Given request: Among the lines listed below, count those that include the string "name", and state only the count.

Rows from a dataset:
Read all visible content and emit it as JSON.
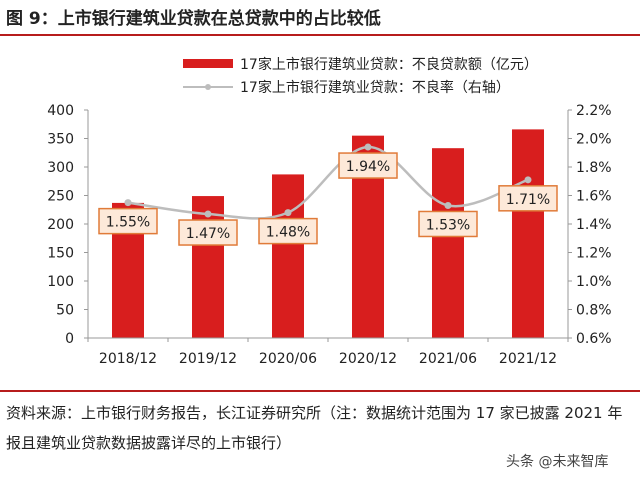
{
  "header": {
    "title": "图 9：上市银行建筑业贷款在总贷款中的占比较低"
  },
  "footer": {
    "source": "资料来源：上市银行财务报告，长江证券研究所（注：数据统计范围为 17 家已披露 2021 年报且建筑业贷款数据披露详尽的上市银行）",
    "watermark": "头条 @未来智库"
  },
  "chart_data": {
    "type": "bar",
    "categories": [
      "2018/12",
      "2019/12",
      "2020/06",
      "2020/12",
      "2021/06",
      "2021/12"
    ],
    "series": [
      {
        "name": "17家上市银行建筑业贷款：不良贷款额（亿元）",
        "kind": "bar",
        "axis": "left",
        "values": [
          237,
          249,
          287,
          355,
          333,
          366
        ],
        "color": "#d81e1e"
      },
      {
        "name": "17家上市银行建筑业贷款：不良率（右轴）",
        "kind": "line",
        "axis": "right",
        "values": [
          1.55,
          1.47,
          1.48,
          1.94,
          1.53,
          1.71
        ],
        "labels": [
          "1.55%",
          "1.47%",
          "1.48%",
          "1.94%",
          "1.53%",
          "1.71%"
        ],
        "color": "#bdbdbd"
      }
    ],
    "left_axis": {
      "range": [
        0,
        400
      ],
      "ticks": [
        "0",
        "50",
        "100",
        "150",
        "200",
        "250",
        "300",
        "350",
        "400"
      ]
    },
    "right_axis": {
      "range": [
        0.6,
        2.2
      ],
      "ticks": [
        "0.6%",
        "0.8%",
        "1.0%",
        "1.2%",
        "1.4%",
        "1.6%",
        "1.8%",
        "2.0%",
        "2.2%"
      ]
    },
    "legend_position": "top",
    "grid": false,
    "label_box_fill": "#fde9d9",
    "label_box_stroke": "#e07b39"
  }
}
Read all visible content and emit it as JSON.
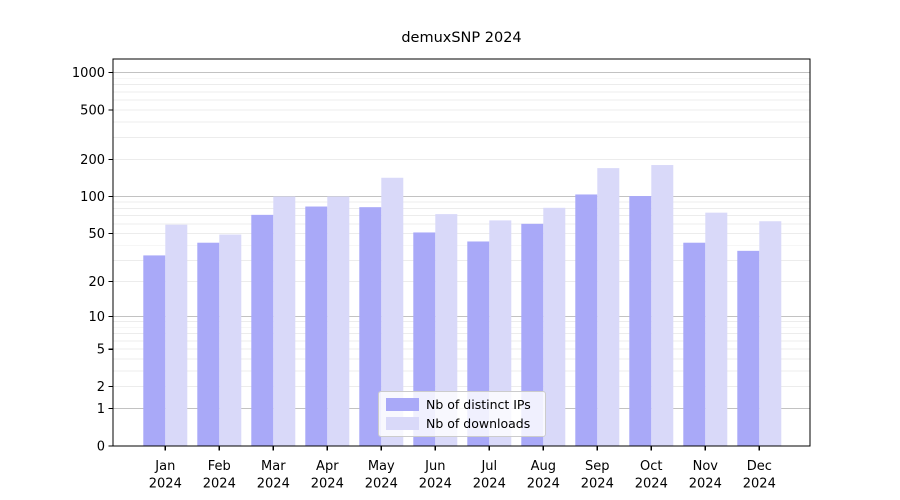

Answer to the problem: 2